YOUR INSTRUCTIONS: Identify each line in the records below that contains the word "Signer", and copy it.

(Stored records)

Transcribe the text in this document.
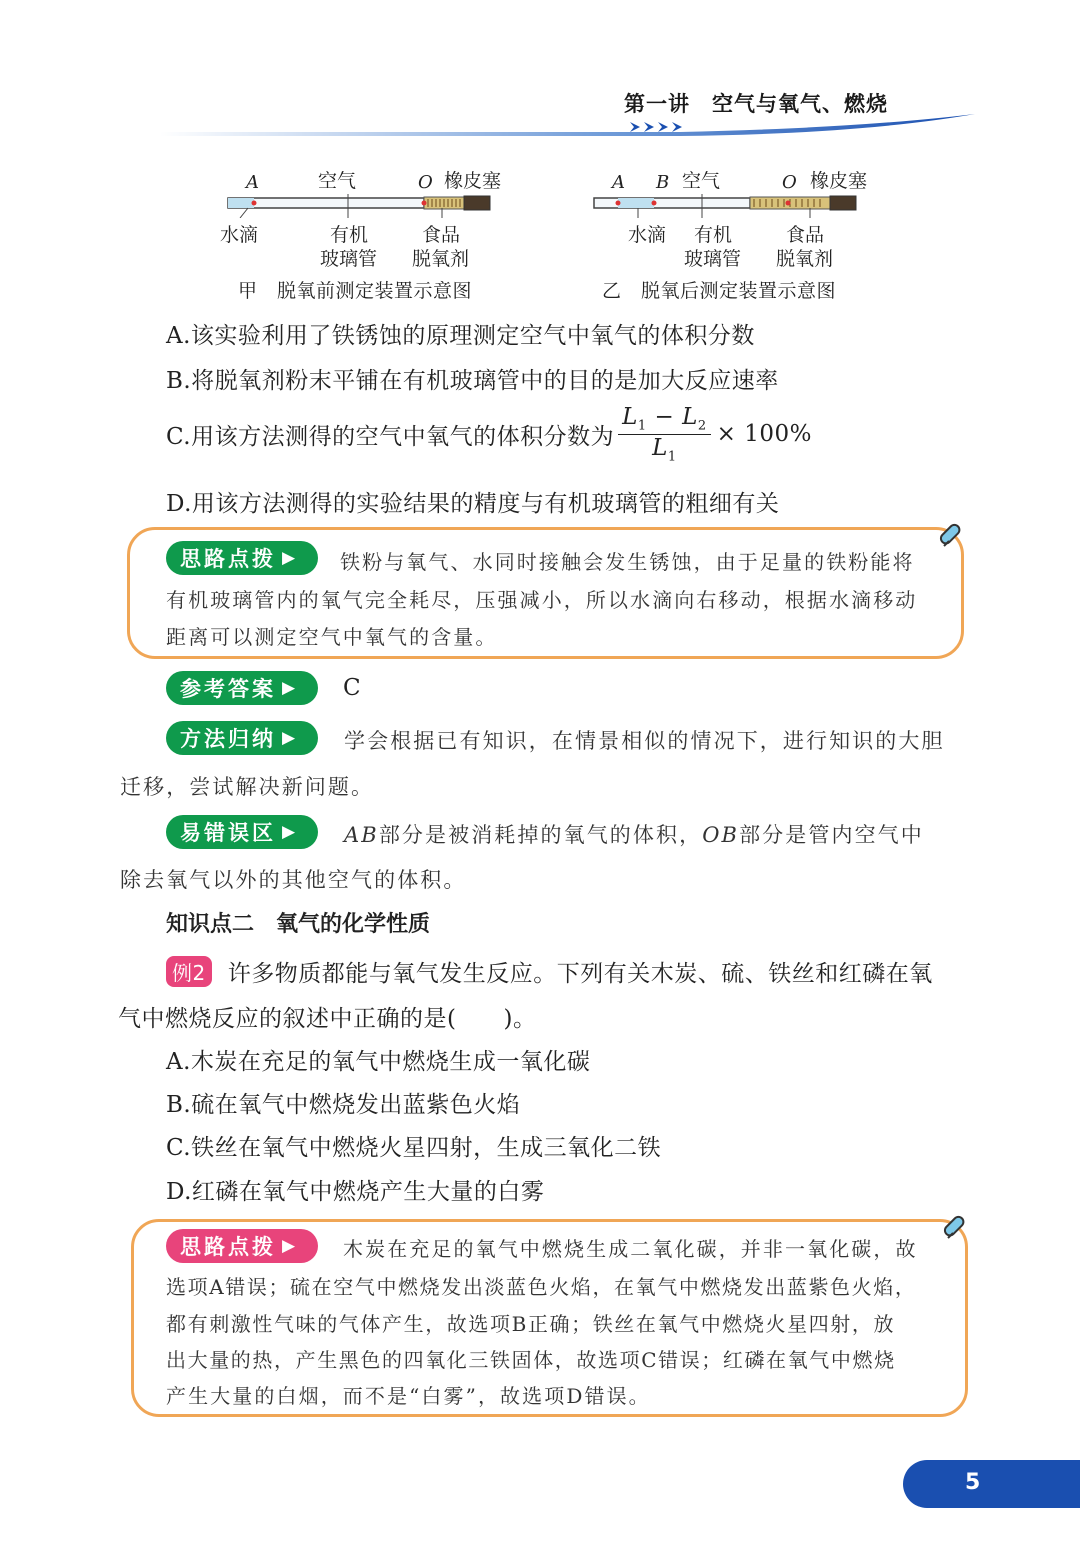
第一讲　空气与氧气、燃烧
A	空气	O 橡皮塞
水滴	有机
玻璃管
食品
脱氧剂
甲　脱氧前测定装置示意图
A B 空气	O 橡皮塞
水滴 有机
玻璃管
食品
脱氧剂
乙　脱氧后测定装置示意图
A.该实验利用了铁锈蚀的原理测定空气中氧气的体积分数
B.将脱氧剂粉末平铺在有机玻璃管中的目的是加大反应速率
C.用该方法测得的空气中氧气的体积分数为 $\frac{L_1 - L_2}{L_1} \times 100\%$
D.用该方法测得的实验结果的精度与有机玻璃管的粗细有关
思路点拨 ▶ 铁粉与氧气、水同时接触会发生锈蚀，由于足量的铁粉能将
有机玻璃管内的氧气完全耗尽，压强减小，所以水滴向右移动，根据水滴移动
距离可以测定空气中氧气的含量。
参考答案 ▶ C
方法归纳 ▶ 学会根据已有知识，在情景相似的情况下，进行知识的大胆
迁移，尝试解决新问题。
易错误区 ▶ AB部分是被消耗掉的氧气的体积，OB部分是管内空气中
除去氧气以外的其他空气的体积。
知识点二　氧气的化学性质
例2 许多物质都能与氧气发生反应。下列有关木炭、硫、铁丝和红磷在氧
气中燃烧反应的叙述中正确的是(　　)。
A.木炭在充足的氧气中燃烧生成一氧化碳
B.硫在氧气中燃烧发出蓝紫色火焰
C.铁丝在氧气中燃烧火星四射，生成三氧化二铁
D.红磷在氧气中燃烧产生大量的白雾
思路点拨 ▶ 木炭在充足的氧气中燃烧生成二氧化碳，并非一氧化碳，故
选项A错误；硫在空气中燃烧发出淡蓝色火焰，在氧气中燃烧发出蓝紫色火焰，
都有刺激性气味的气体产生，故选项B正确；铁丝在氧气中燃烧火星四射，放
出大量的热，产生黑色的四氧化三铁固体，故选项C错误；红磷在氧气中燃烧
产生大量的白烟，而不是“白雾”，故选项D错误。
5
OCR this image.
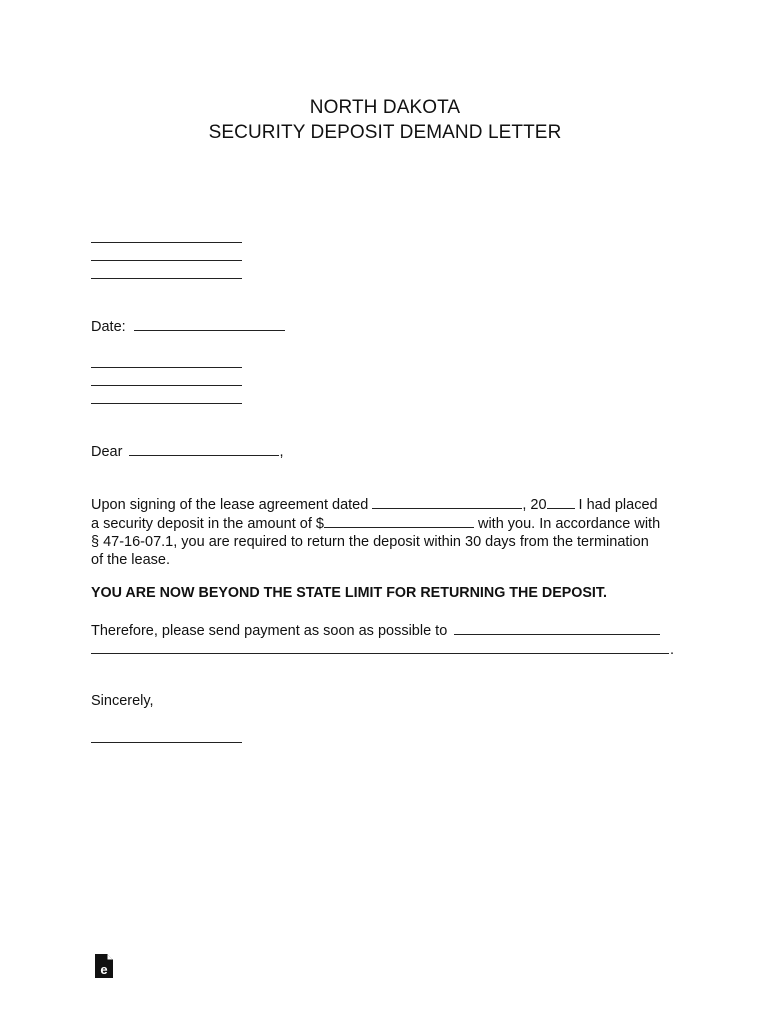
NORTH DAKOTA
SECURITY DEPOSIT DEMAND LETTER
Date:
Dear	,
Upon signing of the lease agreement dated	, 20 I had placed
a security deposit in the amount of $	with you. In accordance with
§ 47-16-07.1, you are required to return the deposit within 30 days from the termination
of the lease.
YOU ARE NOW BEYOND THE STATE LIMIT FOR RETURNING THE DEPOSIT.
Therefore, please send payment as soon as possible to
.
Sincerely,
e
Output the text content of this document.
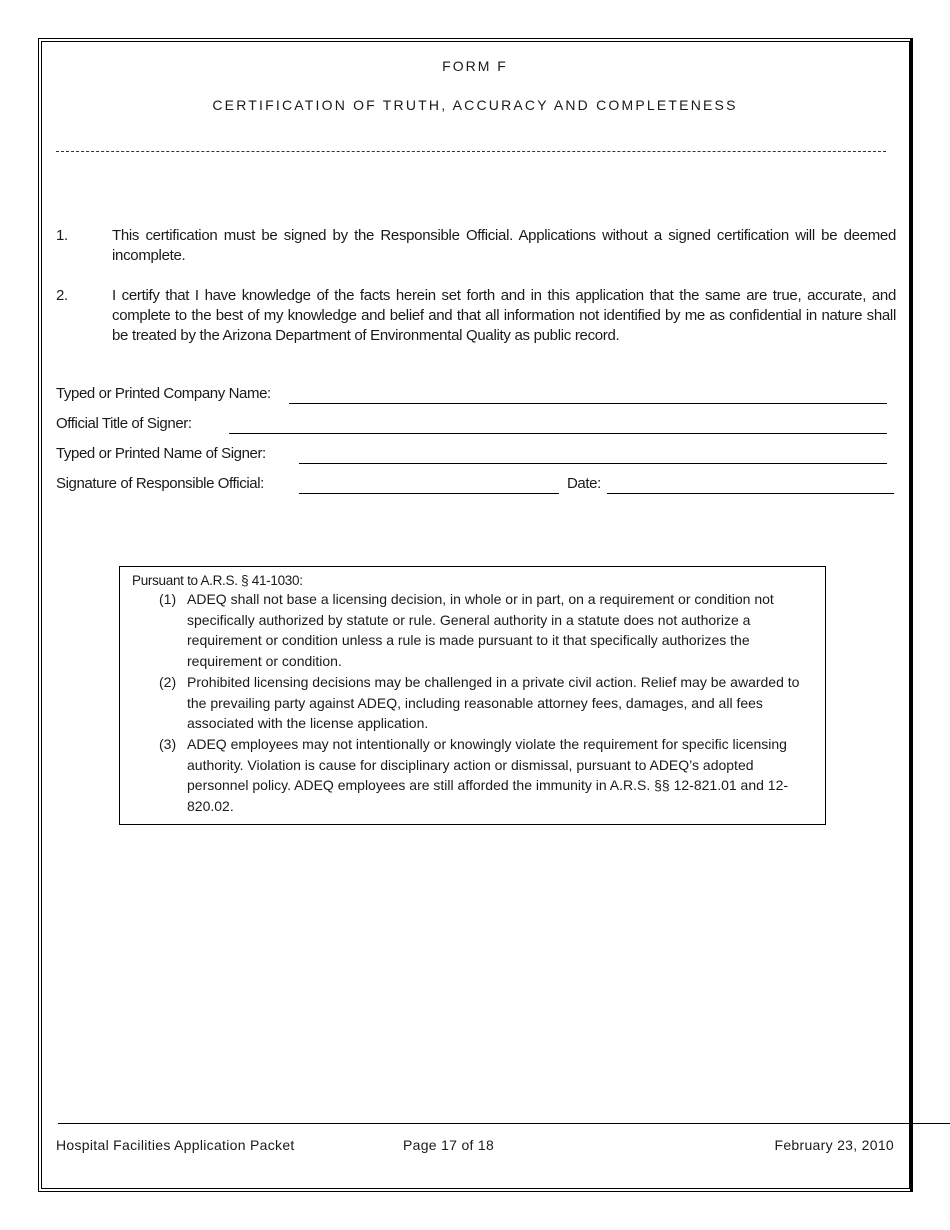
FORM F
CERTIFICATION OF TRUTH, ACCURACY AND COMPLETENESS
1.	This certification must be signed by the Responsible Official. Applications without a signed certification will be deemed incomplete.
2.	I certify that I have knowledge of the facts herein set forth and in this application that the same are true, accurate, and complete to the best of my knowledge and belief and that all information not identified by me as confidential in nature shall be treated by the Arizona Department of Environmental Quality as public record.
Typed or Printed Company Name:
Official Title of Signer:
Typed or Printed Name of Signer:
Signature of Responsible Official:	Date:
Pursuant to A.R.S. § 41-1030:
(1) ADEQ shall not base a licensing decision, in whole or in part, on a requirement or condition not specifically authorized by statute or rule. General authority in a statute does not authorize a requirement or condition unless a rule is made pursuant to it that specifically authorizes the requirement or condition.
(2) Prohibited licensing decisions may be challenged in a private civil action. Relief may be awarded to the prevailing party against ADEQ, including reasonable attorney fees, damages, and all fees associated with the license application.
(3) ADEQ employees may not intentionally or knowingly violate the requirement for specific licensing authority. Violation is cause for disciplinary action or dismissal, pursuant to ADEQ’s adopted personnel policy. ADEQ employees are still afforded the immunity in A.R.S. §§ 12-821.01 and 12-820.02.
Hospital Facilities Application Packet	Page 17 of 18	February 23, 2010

FULL OUTPUT:
Official Title of Signer:
Typed or Printed Name of Signer:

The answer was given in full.